● WHAT YOU WILL DO
Look through the material below for "Holbrook". Copy every line that contains it.

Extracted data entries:
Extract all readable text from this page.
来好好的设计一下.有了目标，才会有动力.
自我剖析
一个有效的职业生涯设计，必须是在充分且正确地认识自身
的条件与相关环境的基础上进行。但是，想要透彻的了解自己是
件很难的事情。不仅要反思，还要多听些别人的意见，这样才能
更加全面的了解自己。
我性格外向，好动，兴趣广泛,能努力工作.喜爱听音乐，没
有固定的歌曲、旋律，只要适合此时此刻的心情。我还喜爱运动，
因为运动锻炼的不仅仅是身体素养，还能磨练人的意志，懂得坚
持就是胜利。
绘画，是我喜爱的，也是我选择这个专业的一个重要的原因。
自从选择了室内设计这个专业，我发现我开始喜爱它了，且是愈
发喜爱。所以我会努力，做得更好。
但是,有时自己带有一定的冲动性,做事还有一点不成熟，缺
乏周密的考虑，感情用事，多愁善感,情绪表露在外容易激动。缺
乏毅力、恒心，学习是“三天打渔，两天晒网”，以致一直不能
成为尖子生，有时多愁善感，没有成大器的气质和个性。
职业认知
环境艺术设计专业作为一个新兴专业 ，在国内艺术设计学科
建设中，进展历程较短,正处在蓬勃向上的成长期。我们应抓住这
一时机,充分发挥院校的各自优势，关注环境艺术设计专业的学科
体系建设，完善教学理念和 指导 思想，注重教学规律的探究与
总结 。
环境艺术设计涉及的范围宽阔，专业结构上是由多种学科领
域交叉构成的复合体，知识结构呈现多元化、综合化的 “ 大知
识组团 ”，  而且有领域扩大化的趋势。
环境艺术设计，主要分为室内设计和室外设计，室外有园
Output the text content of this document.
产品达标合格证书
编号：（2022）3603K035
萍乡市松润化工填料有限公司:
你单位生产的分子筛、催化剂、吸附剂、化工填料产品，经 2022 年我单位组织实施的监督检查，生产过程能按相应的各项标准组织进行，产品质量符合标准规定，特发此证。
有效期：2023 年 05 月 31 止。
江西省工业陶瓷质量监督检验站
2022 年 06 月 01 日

==

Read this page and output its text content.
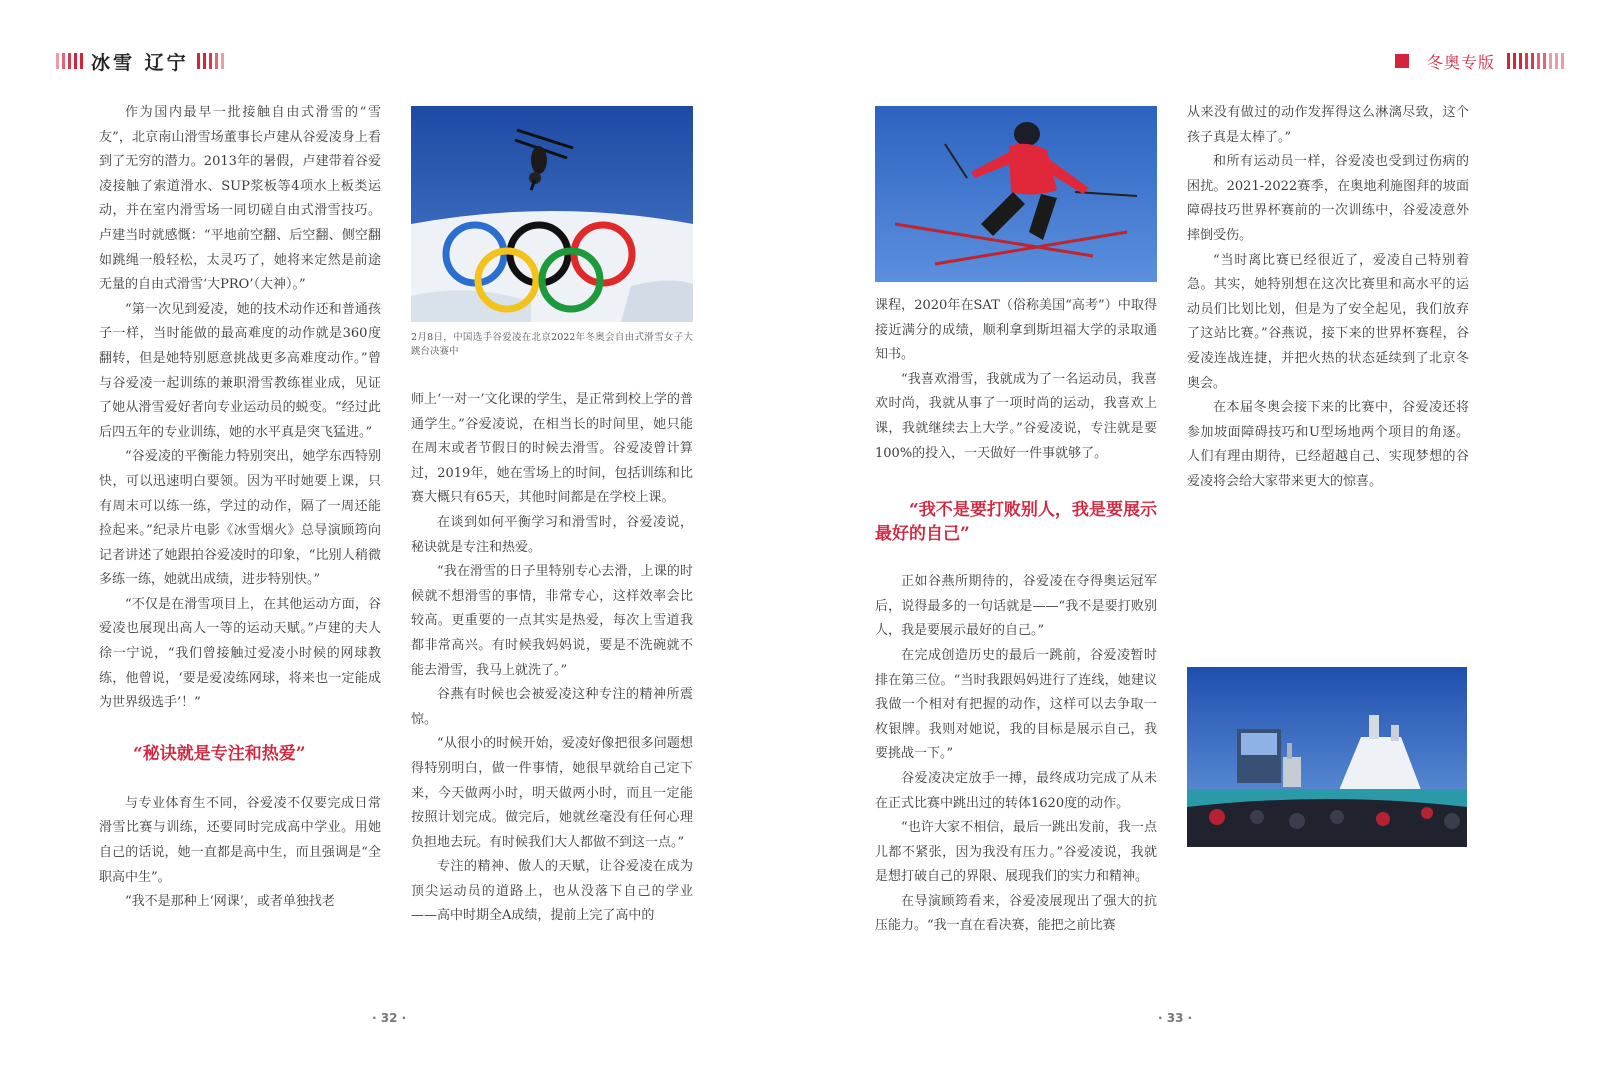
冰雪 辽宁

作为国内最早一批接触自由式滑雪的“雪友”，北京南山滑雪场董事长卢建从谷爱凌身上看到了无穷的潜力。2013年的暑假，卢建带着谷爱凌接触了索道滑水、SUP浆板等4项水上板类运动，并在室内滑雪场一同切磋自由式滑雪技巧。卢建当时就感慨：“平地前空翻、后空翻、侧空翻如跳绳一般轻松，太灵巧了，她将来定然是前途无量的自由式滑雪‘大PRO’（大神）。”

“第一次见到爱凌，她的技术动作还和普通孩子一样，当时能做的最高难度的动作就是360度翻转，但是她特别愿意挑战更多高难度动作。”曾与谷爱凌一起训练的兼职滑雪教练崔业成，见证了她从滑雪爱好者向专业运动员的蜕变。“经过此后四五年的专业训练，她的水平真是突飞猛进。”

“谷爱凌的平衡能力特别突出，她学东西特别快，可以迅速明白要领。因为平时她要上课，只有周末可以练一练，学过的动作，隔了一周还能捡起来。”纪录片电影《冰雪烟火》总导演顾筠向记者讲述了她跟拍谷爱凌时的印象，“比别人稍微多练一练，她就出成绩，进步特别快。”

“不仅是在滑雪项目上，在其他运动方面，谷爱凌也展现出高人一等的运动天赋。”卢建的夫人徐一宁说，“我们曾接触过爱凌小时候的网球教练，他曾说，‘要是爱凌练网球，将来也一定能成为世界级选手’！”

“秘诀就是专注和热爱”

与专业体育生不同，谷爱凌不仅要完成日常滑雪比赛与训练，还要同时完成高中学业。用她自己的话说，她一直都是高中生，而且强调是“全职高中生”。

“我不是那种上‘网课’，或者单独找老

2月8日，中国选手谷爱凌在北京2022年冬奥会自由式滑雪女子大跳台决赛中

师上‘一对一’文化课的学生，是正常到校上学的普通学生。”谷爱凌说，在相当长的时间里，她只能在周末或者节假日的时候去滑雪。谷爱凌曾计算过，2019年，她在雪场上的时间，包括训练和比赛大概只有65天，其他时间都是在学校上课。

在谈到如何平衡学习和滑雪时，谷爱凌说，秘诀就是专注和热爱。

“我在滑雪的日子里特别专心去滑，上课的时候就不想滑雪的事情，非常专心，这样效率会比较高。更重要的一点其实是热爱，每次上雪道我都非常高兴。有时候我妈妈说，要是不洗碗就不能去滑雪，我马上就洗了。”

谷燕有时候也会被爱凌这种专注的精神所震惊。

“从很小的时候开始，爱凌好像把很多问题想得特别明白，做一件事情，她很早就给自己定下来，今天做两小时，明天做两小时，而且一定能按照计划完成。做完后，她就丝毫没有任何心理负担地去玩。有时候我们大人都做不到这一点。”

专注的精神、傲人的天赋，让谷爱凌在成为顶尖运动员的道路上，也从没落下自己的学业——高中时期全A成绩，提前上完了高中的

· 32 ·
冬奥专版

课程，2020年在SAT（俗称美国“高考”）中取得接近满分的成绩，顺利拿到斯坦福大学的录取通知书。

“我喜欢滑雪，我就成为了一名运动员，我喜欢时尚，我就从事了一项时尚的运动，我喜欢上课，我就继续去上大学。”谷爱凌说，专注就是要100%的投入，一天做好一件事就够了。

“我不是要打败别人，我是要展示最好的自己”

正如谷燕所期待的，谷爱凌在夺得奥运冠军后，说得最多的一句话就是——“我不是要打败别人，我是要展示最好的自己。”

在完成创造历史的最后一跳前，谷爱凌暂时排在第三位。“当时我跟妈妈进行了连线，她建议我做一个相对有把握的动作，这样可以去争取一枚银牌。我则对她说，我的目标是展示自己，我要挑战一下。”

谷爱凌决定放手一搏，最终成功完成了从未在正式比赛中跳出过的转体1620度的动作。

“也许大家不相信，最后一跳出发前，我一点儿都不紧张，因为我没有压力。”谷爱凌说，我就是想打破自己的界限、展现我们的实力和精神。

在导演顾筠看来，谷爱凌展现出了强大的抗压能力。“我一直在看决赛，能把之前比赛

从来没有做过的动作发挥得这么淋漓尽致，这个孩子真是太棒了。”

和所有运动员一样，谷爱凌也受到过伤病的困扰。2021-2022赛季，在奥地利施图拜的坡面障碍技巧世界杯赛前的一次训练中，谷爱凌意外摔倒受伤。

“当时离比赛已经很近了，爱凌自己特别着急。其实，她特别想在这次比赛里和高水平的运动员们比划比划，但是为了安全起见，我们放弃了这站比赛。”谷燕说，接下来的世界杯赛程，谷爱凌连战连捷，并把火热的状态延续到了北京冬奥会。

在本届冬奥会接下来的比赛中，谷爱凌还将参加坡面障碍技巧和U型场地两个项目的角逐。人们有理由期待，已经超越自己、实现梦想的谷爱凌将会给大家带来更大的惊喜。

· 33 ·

---

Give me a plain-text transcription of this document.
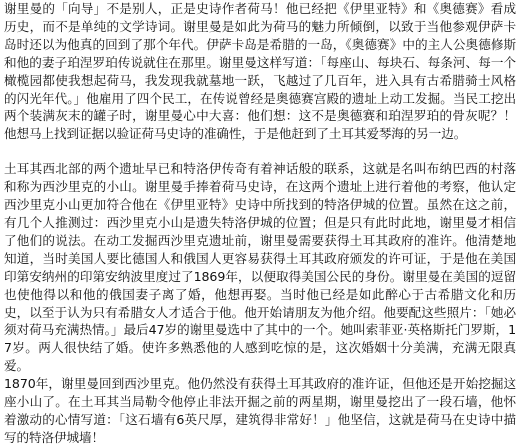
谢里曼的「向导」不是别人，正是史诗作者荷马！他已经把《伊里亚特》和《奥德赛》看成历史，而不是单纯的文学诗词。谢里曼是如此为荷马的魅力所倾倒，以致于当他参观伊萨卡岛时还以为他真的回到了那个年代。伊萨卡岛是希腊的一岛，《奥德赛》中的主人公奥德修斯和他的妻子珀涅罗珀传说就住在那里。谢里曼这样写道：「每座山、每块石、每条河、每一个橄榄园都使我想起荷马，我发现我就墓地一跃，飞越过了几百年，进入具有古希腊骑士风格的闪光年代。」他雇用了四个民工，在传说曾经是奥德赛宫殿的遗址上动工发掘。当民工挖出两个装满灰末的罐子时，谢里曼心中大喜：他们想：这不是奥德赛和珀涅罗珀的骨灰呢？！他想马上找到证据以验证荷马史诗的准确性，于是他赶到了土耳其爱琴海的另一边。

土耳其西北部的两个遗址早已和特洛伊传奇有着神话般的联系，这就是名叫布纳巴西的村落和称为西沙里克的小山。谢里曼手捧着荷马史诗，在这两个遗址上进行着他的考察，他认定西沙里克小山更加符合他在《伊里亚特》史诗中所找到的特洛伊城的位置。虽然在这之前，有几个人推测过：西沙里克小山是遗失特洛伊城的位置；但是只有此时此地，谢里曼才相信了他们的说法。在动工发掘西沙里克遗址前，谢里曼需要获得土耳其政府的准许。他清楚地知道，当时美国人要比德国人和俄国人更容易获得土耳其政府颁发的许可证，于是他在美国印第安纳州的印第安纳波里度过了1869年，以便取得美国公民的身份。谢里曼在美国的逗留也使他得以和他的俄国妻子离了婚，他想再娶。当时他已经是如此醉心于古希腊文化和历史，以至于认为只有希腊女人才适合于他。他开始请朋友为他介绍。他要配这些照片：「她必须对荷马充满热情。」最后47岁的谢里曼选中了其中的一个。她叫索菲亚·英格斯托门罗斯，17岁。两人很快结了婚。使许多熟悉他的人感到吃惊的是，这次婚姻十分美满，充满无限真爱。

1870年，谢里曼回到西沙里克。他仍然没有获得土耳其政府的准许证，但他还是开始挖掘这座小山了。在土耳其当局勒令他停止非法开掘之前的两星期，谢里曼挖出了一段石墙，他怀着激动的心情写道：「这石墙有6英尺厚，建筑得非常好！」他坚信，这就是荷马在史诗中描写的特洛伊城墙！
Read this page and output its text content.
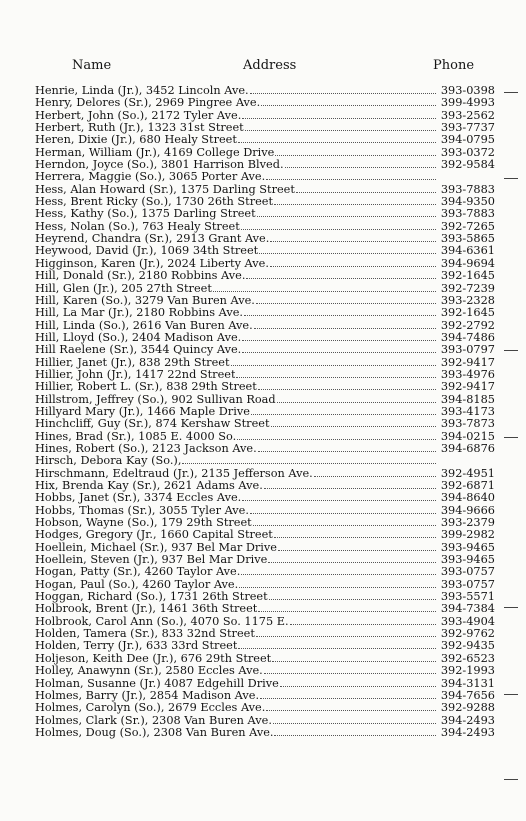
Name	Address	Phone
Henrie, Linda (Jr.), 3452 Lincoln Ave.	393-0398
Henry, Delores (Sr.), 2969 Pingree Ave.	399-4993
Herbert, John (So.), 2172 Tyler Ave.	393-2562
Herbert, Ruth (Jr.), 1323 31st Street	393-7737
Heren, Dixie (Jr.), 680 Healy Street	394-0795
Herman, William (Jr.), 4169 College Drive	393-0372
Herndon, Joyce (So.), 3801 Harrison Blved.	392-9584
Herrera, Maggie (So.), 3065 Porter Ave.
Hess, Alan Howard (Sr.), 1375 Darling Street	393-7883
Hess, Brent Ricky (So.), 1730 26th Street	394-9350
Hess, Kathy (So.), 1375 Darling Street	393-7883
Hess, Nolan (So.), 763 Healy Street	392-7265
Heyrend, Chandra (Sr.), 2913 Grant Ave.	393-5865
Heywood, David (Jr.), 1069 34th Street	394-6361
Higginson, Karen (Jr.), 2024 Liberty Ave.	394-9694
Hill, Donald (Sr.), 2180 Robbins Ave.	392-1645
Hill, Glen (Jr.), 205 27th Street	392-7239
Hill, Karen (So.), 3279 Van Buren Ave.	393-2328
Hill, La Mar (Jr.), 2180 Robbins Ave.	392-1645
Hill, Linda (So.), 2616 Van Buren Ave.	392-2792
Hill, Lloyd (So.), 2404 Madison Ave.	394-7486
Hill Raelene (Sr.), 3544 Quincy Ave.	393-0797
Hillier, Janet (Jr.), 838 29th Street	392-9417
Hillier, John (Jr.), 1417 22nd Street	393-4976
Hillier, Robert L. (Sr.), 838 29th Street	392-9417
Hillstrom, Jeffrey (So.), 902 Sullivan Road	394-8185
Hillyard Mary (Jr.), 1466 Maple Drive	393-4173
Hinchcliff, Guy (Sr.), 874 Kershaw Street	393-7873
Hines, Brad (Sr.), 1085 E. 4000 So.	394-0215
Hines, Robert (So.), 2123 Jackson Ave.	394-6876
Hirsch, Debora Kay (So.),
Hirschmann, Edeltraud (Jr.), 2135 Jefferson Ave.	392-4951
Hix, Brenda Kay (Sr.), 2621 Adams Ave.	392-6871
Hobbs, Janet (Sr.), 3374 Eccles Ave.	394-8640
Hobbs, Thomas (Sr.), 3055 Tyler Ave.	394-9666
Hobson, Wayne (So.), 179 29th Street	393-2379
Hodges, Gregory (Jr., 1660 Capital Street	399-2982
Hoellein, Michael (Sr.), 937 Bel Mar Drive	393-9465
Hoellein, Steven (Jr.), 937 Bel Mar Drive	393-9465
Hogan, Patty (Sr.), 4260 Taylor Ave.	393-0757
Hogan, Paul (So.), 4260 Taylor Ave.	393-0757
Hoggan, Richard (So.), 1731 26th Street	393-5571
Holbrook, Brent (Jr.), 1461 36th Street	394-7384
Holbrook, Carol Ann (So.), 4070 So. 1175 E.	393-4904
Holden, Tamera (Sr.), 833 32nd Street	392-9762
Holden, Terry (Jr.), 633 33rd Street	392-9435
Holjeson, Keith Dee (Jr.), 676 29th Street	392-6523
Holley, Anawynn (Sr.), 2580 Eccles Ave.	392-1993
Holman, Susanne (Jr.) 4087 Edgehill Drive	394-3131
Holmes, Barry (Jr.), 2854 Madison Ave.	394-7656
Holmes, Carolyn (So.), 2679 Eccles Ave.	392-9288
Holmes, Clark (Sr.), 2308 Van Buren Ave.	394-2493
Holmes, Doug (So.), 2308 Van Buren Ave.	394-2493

● RESPONSE TO THE EXERCISE
Holbrook, Brent (Jr.), 1461 36th Street	394-7384
Holbrook, Carol Ann (So.), 4070 So. 1175 E.	393-4904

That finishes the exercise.